(Stored items)
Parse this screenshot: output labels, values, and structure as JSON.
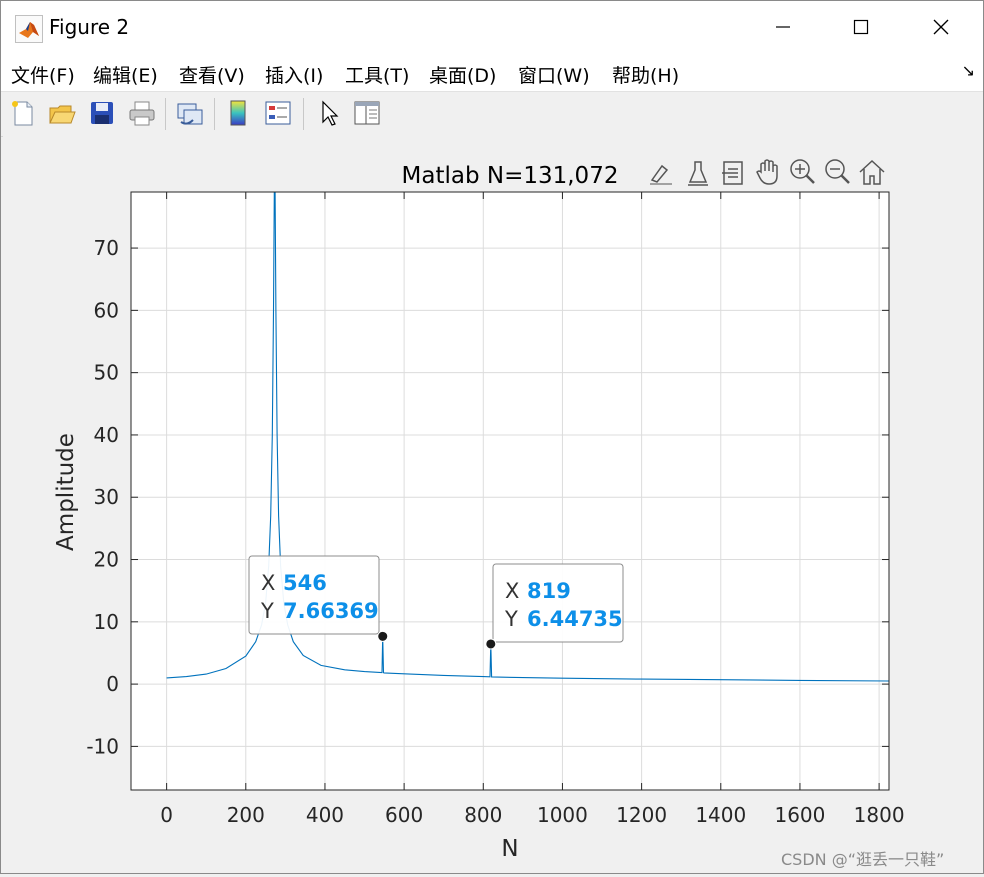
{
  "window": {
    "title": "Figure 2",
    "minimize_icon": "minimize-icon",
    "maximize_icon": "maximize-icon",
    "close_icon": "close-icon"
  },
  "menu": {
    "items": [
      "文件(F)",
      "编辑(E)",
      "查看(V)",
      "插入(I)",
      "工具(T)",
      "桌面(D)",
      "窗口(W)",
      "帮助(H)"
    ],
    "dock_icon": "dock-arrow-icon",
    "dock_glyph": "↘"
  },
  "toolbar": {
    "icons": [
      "new-figure-icon",
      "open-file-icon",
      "save-icon",
      "print-icon",
      "link-plot-icon",
      "colorbar-icon",
      "legend-icon",
      "select-pointer-icon",
      "property-inspector-icon"
    ]
  },
  "axes_toolbar": {
    "icons": [
      "brush-icon",
      "data-tip-icon",
      "rotate-icon",
      "pan-hand-icon",
      "zoom-in-icon",
      "zoom-out-icon",
      "home-icon"
    ]
  },
  "colors": {
    "line": "#0072bd",
    "datatip_value": "#0d8fe8",
    "datatip_label": "#333333"
  },
  "chart_data": {
    "type": "line",
    "title": "Matlab N=131,072",
    "xlabel": "N",
    "ylabel": "Amplitude",
    "xlim": [
      -90,
      1825
    ],
    "ylim": [
      -17,
      79
    ],
    "xticks": [
      0,
      200,
      400,
      600,
      800,
      1000,
      1200,
      1400,
      1600,
      1800
    ],
    "yticks": [
      -10,
      0,
      10,
      20,
      30,
      40,
      50,
      60,
      70
    ],
    "grid": true,
    "series": [
      {
        "peak_x": 273,
        "points": [
          [
            0,
            1.0
          ],
          [
            50,
            1.2
          ],
          [
            100,
            1.6
          ],
          [
            150,
            2.5
          ],
          [
            200,
            4.5
          ],
          [
            225,
            6.8
          ],
          [
            240,
            9.5
          ],
          [
            250,
            13
          ],
          [
            258,
            19
          ],
          [
            263,
            27
          ],
          [
            267,
            40
          ],
          [
            270,
            60
          ],
          [
            272,
            79
          ],
          [
            274,
            79
          ],
          [
            276,
            60
          ],
          [
            279,
            40
          ],
          [
            283,
            27
          ],
          [
            288,
            19
          ],
          [
            296,
            13
          ],
          [
            306,
            9.5
          ],
          [
            320,
            6.8
          ],
          [
            345,
            4.6
          ],
          [
            390,
            3.0
          ],
          [
            450,
            2.3
          ],
          [
            500,
            2.0
          ],
          [
            543,
            1.85
          ],
          [
            544,
            1.85
          ],
          [
            546,
            7.66369
          ],
          [
            548,
            1.85
          ],
          [
            549,
            1.8
          ],
          [
            600,
            1.65
          ],
          [
            700,
            1.4
          ],
          [
            800,
            1.2
          ],
          [
            817,
            1.18
          ],
          [
            819,
            6.44735
          ],
          [
            821,
            1.15
          ],
          [
            900,
            1.05
          ],
          [
            1000,
            0.95
          ],
          [
            1200,
            0.8
          ],
          [
            1400,
            0.7
          ],
          [
            1600,
            0.6
          ],
          [
            1825,
            0.5
          ]
        ]
      }
    ],
    "datatips": [
      {
        "x_label": "X",
        "x_value": "546",
        "y_label": "Y",
        "y_value": "7.66369",
        "x": 546,
        "y": 7.66369
      },
      {
        "x_label": "X",
        "x_value": "819",
        "y_label": "Y",
        "y_value": "6.44735",
        "x": 819,
        "y": 6.44735
      }
    ]
  },
  "watermark": "CSDN @“逛丢一只鞋”"
}
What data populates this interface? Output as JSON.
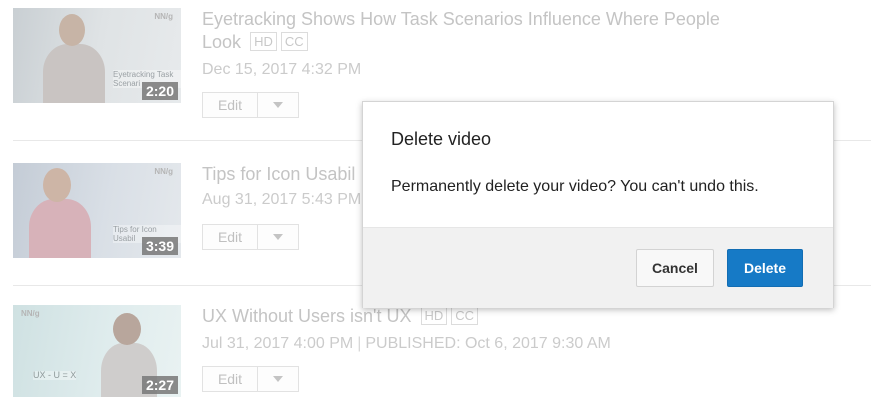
{
  "videos": [
    {
      "title": "Eyetracking Shows How Task Scenarios Influence Where People Look",
      "title_line1": "Eyetracking Shows How Task Scenarios Influence Where People",
      "title_line2": "Look",
      "badges": [
        "HD",
        "CC"
      ],
      "date": "Dec 15, 2017 4:32 PM",
      "duration": "2:20",
      "thumb_brand": "NN/g",
      "thumb_caption": "Eyetracking Task Scenari",
      "edit_label": "Edit"
    },
    {
      "title": "Tips for Icon Usabil",
      "badges": [],
      "date": "Aug 31, 2017 5:43 PM",
      "duration": "3:39",
      "thumb_brand": "NN/g",
      "thumb_caption": "Tips for Icon Usabil",
      "edit_label": "Edit"
    },
    {
      "title": "UX Without Users isn't UX",
      "badges": [
        "HD",
        "CC"
      ],
      "date": "Jul 31, 2017 4:00 PM",
      "separator": "|",
      "published": "PUBLISHED: Oct 6, 2017 9:30 AM",
      "duration": "2:27",
      "thumb_brand": "NN/g",
      "thumb_caption": "UX - U = X",
      "edit_label": "Edit"
    }
  ],
  "dialog": {
    "title": "Delete video",
    "message": "Permanently delete your video? You can't undo this.",
    "cancel_label": "Cancel",
    "delete_label": "Delete"
  },
  "colors": {
    "delete_button": "#167ac6",
    "muted_text": "#c4c4c4"
  }
}
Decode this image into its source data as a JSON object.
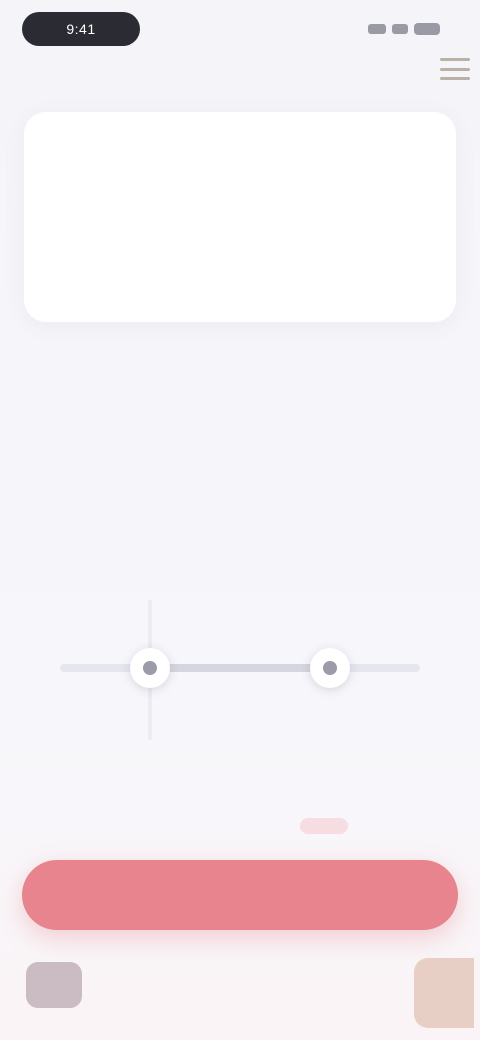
{
  "status_bar": {
    "time": "9:41"
  },
  "info_card": {
    "title": "",
    "body": ""
  },
  "prompt": {
    "text": ""
  },
  "slider": {
    "left_value": 0.25,
    "right_value": 0.75
  },
  "cta": {
    "label": ""
  },
  "colors": {
    "accent": "#e8848d",
    "background": "#f6f6fa"
  }
}
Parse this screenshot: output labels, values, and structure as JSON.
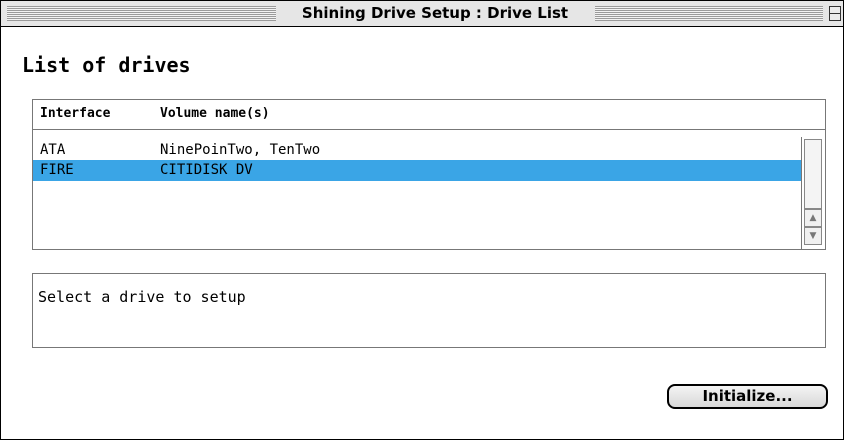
{
  "window": {
    "title": "Shining Drive Setup : Drive List"
  },
  "heading": "List of drives",
  "drive_list": {
    "columns": [
      "Interface",
      "Volume name(s)"
    ],
    "rows": [
      {
        "interface": "ATA",
        "volumes": "NinePoinTwo, TenTwo",
        "selected": false
      },
      {
        "interface": "FIRE",
        "volumes": "CITIDISK DV",
        "selected": true
      }
    ],
    "scroll_up_icon": "triangle-up",
    "scroll_down_icon": "triangle-down"
  },
  "message": "Select a drive to setup",
  "buttons": {
    "initialize_label": "Initialize..."
  },
  "colors": {
    "selection": "#3aa5e6"
  }
}
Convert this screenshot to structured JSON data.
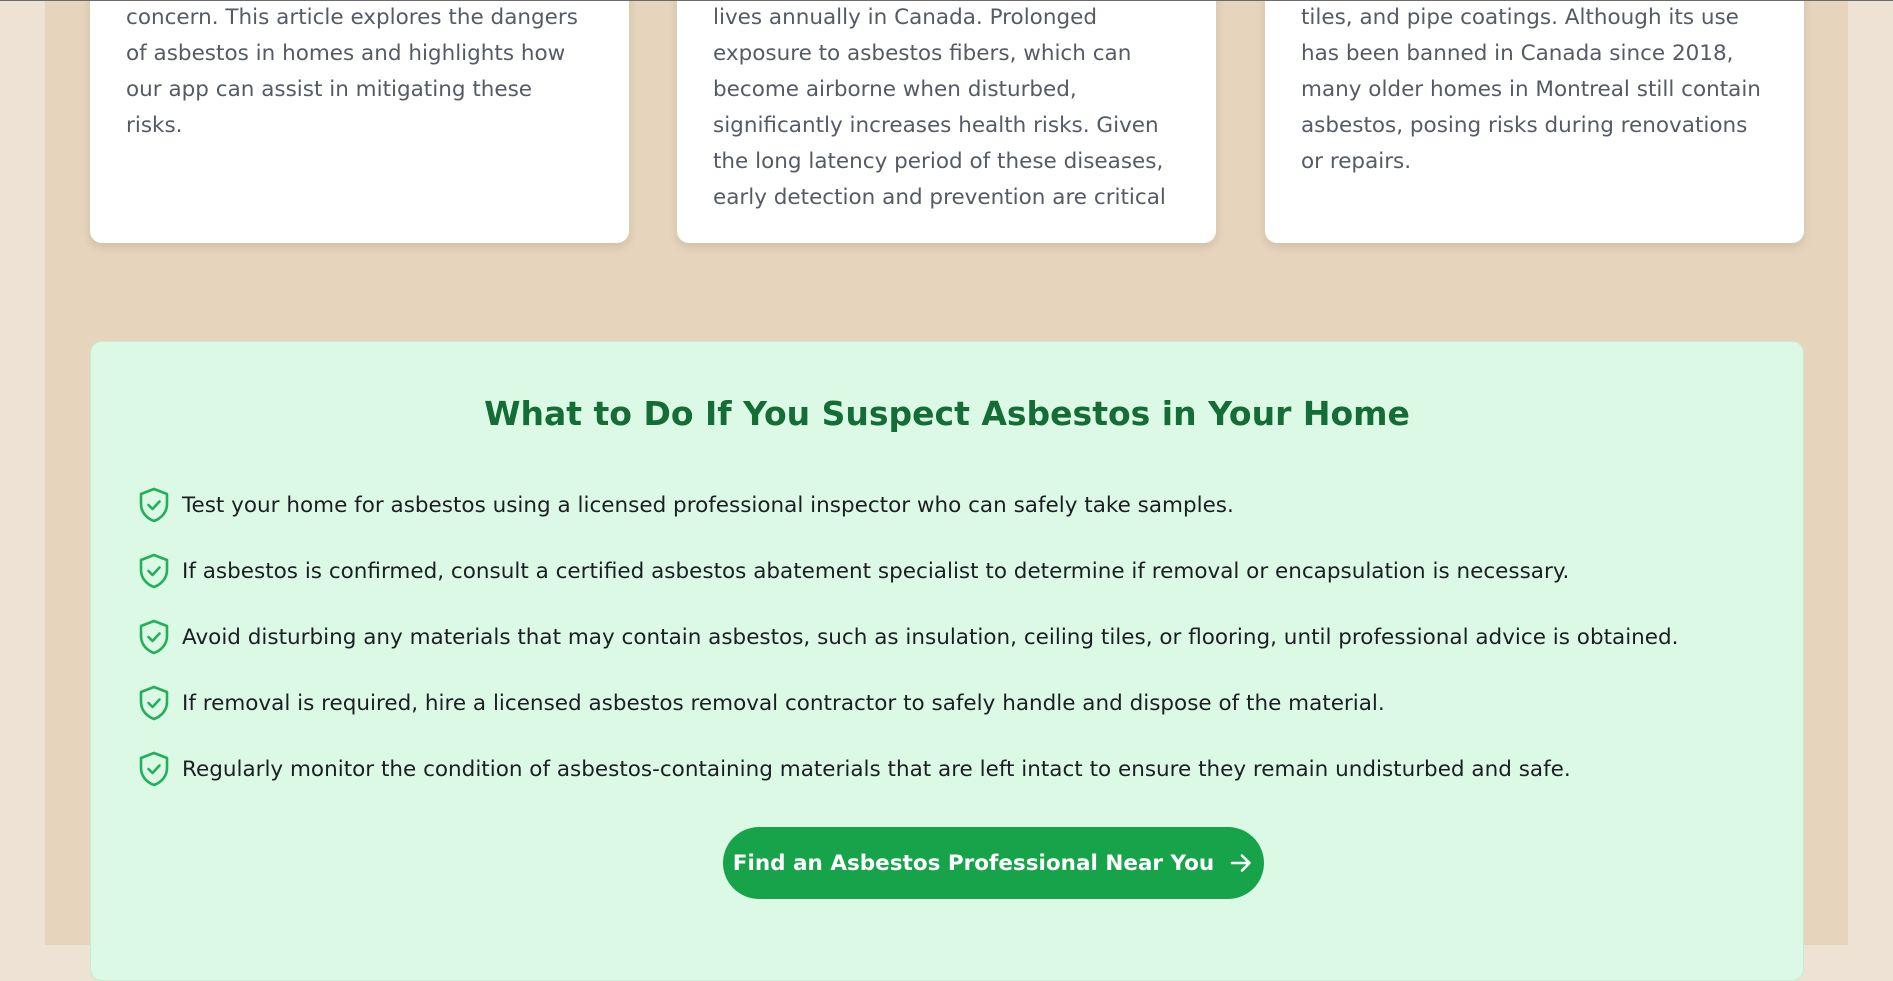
{
  "cards": [
    {
      "text": "concern. This article explores the dangers of asbestos in homes and highlights how our app can assist in mitigating these risks."
    },
    {
      "text": "lives annually in Canada. Prolonged exposure to asbestos fibers, which can become airborne when disturbed, significantly increases health risks. Given the long latency period of these diseases, early detection and prevention are critical"
    },
    {
      "text": "tiles, and pipe coatings. Although its use has been banned in Canada since 2018, many older homes in Montreal still contain asbestos, posing risks during renovations or repairs."
    }
  ],
  "guidance": {
    "title": "What to Do If You Suspect Asbestos in Your Home",
    "icon": "shield-check-icon",
    "steps": [
      "Test your home for asbestos using a licensed professional inspector who can safely take samples.",
      "If asbestos is confirmed, consult a certified asbestos abatement specialist to determine if removal or encapsulation is necessary.",
      "Avoid disturbing any materials that may contain asbestos, such as insulation, ceiling tiles, or flooring, until professional advice is obtained.",
      "If removal is required, hire a licensed asbestos removal contractor to safely handle and dispose of the material.",
      "Regularly monitor the condition of asbestos-containing materials that are left intact to ensure they remain undisturbed and safe."
    ],
    "cta_label": "Find an Asbestos Professional Near You",
    "cta_icon": "arrow-right-icon"
  },
  "colors": {
    "page_bg": "#ede2d3",
    "main_bg": "#e6d4bc",
    "panel_bg": "#dcf9e6",
    "title": "#146c36",
    "icon": "#22b05a",
    "cta_bg": "#17a34a",
    "card_text": "#555b66",
    "body_text": "#1b1f24"
  }
}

(PROMPT) Are you able to set down all the lines above exactly, without any pictures?

(OUTPUT FOR THIS EXERCISE)
Parse this screenshot: output labels, values, and structure as JSON.
{
  "window": {
    "title": "Figure 2",
    "minimize_icon": "minimize-icon",
    "maximize_icon": "maximize-icon",
    "close_icon": "close-icon"
  },
  "menu": {
    "items": [
      "文件(F)",
      "编辑(E)",
      "查看(V)",
      "插入(I)",
      "工具(T)",
      "桌面(D)",
      "窗口(W)",
      "帮助(H)"
    ],
    "dock_icon": "dock-arrow-icon",
    "dock_glyph": "↘"
  },
  "toolbar": {
    "icons": [
      "new-figure-icon",
      "open-file-icon",
      "save-icon",
      "print-icon",
      "link-plot-icon",
      "colorbar-icon",
      "legend-icon",
      "select-pointer-icon",
      "property-inspector-icon"
    ]
  },
  "axes_toolbar": {
    "icons": [
      "brush-icon",
      "data-tip-icon",
      "rotate-icon",
      "pan-hand-icon",
      "zoom-in-icon",
      "zoom-out-icon",
      "home-icon"
    ]
  },
  "colors": {
    "line": "#0072bd",
    "datatip_value": "#0d8fe8",
    "datatip_label": "#333333"
  },
  "chart_data": {
    "type": "line",
    "title": "Matlab N=131,072",
    "xlabel": "N",
    "ylabel": "Amplitude",
    "xlim": [
      -90,
      1825
    ],
    "ylim": [
      -17,
      79
    ],
    "xticks": [
      0,
      200,
      400,
      600,
      800,
      1000,
      1200,
      1400,
      1600,
      1800
    ],
    "yticks": [
      -10,
      0,
      10,
      20,
      30,
      40,
      50,
      60,
      70
    ],
    "grid": true,
    "series": [
      {
        "peak_x": 273,
        "points": [
          [
            0,
            1.0
          ],
          [
            50,
            1.2
          ],
          [
            100,
            1.6
          ],
          [
            150,
            2.5
          ],
          [
            200,
            4.5
          ],
          [
            225,
            6.8
          ],
          [
            240,
            9.5
          ],
          [
            250,
            13
          ],
          [
            258,
            19
          ],
          [
            263,
            27
          ],
          [
            267,
            40
          ],
          [
            270,
            60
          ],
          [
            272,
            79
          ],
          [
            274,
            79
          ],
          [
            276,
            60
          ],
          [
            279,
            40
          ],
          [
            283,
            27
          ],
          [
            288,
            19
          ],
          [
            296,
            13
          ],
          [
            306,
            9.5
          ],
          [
            320,
            6.8
          ],
          [
            345,
            4.6
          ],
          [
            390,
            3.0
          ],
          [
            450,
            2.3
          ],
          [
            500,
            2.0
          ],
          [
            543,
            1.85
          ],
          [
            544,
            1.85
          ],
          [
            546,
            7.66369
          ],
          [
            548,
            1.85
          ],
          [
            549,
            1.8
          ],
          [
            600,
            1.65
          ],
          [
            700,
            1.4
          ],
          [
            800,
            1.2
          ],
          [
            817,
            1.18
          ],
          [
            819,
            6.44735
          ],
          [
            821,
            1.15
          ],
          [
            900,
            1.05
          ],
          [
            1000,
            0.95
          ],
          [
            1200,
            0.8
          ],
          [
            1400,
            0.7
          ],
          [
            1600,
            0.6
          ],
          [
            1825,
            0.5
          ]
        ]
      }
    ],
    "datatips": [
      {
        "x_label": "X",
        "x_value": "546",
        "y_label": "Y",
        "y_value": "7.66369",
        "x": 546,
        "y": 7.66369
      },
      {
        "x_label": "X",
        "x_value": "819",
        "y_label": "Y",
        "y_value": "6.44735",
        "x": 819,
        "y": 6.44735
      }
    ]
  },
  "watermark": "CSDN @“逛丢一只鞋”"
}
What data populates this interface? Output as JSON.
{
  "videos": [
    {
      "title": "Eyetracking Shows How Task Scenarios Influence Where People Look",
      "title_line1": "Eyetracking Shows How Task Scenarios Influence Where People",
      "title_line2": "Look",
      "badges": [
        "HD",
        "CC"
      ],
      "date": "Dec 15, 2017 4:32 PM",
      "duration": "2:20",
      "thumb_brand": "NN/g",
      "thumb_caption": "Eyetracking Task Scenari",
      "edit_label": "Edit"
    },
    {
      "title": "Tips for Icon Usabil",
      "badges": [],
      "date": "Aug 31, 2017 5:43 PM",
      "duration": "3:39",
      "thumb_brand": "NN/g",
      "thumb_caption": "Tips for Icon Usabil",
      "edit_label": "Edit"
    },
    {
      "title": "UX Without Users isn't UX",
      "badges": [
        "HD",
        "CC"
      ],
      "date": "Jul 31, 2017 4:00 PM",
      "separator": "|",
      "published": "PUBLISHED: Oct 6, 2017 9:30 AM",
      "duration": "2:27",
      "thumb_brand": "NN/g",
      "thumb_caption": "UX - U = X",
      "edit_label": "Edit"
    }
  ],
  "dialog": {
    "title": "Delete video",
    "message": "Permanently delete your video? You can't undo this.",
    "cancel_label": "Cancel",
    "delete_label": "Delete"
  },
  "colors": {
    "delete_button": "#167ac6",
    "muted_text": "#c4c4c4"
  }
}
Decode this image into its source data as a JSON object.
{
  "status_bar": {
    "time": "9:41"
  },
  "info_card": {
    "title": "",
    "body": ""
  },
  "prompt": {
    "text": ""
  },
  "slider": {
    "left_value": 0.25,
    "right_value": 0.75
  },
  "cta": {
    "label": ""
  },
  "colors": {
    "accent": "#e8848d",
    "background": "#f6f6fa"
  }
}
Parse this screenshot: output labels, values, and structure as JSON.
{
  "window": {
    "title": "Shining Drive Setup : Drive List"
  },
  "heading": "List of drives",
  "drive_list": {
    "columns": [
      "Interface",
      "Volume name(s)"
    ],
    "rows": [
      {
        "interface": "ATA",
        "volumes": "NinePoinTwo, TenTwo",
        "selected": false
      },
      {
        "interface": "FIRE",
        "volumes": "CITIDISK DV",
        "selected": true
      }
    ],
    "scroll_up_icon": "triangle-up",
    "scroll_down_icon": "triangle-down"
  },
  "message": "Select a drive to setup",
  "buttons": {
    "initialize_label": "Initialize..."
  },
  "colors": {
    "selection": "#3aa5e6"
  }
}
Convert this screenshot to structured JSON data.
{
  "cards": [
    {
      "text": "concern. This article explores the dangers of asbestos in homes and highlights how our app can assist in mitigating these risks."
    },
    {
      "text": "lives annually in Canada. Prolonged exposure to asbestos fibers, which can become airborne when disturbed, significantly increases health risks. Given the long latency period of these diseases, early detection and prevention are critical"
    },
    {
      "text": "tiles, and pipe coatings. Although its use has been banned in Canada since 2018, many older homes in Montreal still contain asbestos, posing risks during renovations or repairs."
    }
  ],
  "guidance": {
    "title": "What to Do If You Suspect Asbestos in Your Home",
    "icon": "shield-check-icon",
    "steps": [
      "Test your home for asbestos using a licensed professional inspector who can safely take samples.",
      "If asbestos is confirmed, consult a certified asbestos abatement specialist to determine if removal or encapsulation is necessary.",
      "Avoid disturbing any materials that may contain asbestos, such as insulation, ceiling tiles, or flooring, until professional advice is obtained.",
      "If removal is required, hire a licensed asbestos removal contractor to safely handle and dispose of the material.",
      "Regularly monitor the condition of asbestos-containing materials that are left intact to ensure they remain undisturbed and safe."
    ],
    "cta_label": "Find an Asbestos Professional Near You",
    "cta_icon": "arrow-right-icon"
  },
  "colors": {
    "page_bg": "#ede2d3",
    "main_bg": "#e6d4bc",
    "panel_bg": "#dcf9e6",
    "title": "#146c36",
    "icon": "#22b05a",
    "cta_bg": "#17a34a",
    "card_text": "#555b66",
    "body_text": "#1b1f24"
  }
}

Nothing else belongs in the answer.